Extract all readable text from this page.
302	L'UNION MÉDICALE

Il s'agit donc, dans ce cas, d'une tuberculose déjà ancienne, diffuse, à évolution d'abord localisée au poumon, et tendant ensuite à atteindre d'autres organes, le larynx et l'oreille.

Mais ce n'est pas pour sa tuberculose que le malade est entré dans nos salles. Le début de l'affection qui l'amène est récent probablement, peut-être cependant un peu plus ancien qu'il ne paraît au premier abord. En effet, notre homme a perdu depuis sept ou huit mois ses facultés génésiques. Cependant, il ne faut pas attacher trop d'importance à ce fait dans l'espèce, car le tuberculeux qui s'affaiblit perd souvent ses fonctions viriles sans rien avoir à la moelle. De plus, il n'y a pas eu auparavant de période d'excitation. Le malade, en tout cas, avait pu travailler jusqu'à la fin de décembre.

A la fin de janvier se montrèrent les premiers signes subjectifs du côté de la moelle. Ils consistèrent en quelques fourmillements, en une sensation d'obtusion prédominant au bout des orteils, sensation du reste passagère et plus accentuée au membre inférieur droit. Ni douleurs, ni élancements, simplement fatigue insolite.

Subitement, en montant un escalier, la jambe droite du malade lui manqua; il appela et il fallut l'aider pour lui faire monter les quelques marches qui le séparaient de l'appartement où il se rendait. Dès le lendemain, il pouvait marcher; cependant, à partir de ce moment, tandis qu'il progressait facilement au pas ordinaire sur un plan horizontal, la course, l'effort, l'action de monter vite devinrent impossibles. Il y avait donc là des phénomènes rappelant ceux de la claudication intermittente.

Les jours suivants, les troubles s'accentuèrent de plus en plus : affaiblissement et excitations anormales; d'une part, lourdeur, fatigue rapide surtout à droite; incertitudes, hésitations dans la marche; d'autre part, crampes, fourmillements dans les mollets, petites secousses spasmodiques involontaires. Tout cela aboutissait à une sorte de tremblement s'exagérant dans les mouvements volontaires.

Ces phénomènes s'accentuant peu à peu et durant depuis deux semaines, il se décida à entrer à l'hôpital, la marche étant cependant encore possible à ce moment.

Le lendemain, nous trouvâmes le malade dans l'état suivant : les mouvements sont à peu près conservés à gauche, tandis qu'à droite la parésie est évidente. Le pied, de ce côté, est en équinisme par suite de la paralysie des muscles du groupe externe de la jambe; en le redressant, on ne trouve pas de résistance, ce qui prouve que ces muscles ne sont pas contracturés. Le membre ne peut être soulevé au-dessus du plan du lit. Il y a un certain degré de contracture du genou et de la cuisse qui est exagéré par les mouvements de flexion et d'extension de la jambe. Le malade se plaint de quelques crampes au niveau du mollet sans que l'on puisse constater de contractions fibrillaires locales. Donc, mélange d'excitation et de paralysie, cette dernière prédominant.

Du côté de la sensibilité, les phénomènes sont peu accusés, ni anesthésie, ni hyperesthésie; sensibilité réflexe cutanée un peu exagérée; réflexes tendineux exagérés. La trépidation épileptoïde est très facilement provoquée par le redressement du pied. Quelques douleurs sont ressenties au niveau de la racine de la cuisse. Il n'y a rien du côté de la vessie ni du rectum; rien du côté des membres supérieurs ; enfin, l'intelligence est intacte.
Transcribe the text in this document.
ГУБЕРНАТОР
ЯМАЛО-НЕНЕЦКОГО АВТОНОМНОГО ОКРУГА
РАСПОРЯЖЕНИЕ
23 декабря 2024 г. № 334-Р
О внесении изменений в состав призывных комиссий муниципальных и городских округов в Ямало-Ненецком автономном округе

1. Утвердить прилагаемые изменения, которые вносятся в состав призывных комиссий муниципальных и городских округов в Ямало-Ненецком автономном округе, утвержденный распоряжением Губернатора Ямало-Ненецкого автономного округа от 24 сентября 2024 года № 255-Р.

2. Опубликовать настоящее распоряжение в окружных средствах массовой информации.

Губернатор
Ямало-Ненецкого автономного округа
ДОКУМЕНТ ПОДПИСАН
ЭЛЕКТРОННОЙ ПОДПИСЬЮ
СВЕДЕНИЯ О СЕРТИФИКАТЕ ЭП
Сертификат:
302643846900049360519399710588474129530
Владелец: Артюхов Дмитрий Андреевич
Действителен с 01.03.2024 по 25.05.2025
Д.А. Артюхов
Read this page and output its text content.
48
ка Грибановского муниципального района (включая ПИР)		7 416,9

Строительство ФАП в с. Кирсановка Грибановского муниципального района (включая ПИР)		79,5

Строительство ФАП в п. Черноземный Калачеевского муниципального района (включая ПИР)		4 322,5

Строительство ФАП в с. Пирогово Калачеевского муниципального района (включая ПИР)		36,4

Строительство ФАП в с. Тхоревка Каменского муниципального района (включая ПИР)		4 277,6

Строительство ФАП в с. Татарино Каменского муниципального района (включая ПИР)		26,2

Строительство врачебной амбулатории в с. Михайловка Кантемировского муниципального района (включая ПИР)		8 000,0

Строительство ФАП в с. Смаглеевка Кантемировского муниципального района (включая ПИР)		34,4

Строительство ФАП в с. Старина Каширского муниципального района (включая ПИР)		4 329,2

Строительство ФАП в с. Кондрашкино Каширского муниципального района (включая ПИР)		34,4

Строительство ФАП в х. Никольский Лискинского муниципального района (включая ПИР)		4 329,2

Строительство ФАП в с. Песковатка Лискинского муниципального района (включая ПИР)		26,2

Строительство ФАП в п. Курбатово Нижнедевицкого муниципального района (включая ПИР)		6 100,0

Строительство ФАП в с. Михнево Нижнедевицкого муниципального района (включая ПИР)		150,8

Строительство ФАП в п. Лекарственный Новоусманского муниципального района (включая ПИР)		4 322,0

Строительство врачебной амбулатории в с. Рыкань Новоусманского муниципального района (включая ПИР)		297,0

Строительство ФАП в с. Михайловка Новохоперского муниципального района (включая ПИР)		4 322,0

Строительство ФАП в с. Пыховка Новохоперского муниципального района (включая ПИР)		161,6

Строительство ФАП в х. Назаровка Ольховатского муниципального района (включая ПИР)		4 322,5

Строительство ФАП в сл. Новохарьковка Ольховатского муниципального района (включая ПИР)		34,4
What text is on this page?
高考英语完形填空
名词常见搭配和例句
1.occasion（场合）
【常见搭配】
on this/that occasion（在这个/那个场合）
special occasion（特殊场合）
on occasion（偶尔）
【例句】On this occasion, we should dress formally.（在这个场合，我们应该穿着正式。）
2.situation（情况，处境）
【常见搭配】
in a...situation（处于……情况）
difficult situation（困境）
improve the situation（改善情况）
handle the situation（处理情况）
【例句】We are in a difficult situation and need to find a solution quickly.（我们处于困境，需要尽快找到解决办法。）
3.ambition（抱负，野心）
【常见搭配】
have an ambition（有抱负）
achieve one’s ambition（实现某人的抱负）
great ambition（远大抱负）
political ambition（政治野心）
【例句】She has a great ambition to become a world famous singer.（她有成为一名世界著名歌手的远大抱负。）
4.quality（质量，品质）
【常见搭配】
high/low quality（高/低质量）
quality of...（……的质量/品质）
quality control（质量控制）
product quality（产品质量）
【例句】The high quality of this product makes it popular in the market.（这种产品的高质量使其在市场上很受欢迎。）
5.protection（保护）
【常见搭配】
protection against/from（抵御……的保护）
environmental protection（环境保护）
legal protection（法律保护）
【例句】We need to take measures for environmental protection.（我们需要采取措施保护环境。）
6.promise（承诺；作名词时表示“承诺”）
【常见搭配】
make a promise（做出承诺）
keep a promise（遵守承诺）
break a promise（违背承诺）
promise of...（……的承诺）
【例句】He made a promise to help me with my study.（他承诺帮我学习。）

**WHAT YOU SHOULD DO:** Count the lines in the entries above that include the string "quality", then give only that figure.

**SOLUTION TO THIS EXERCISE:** 6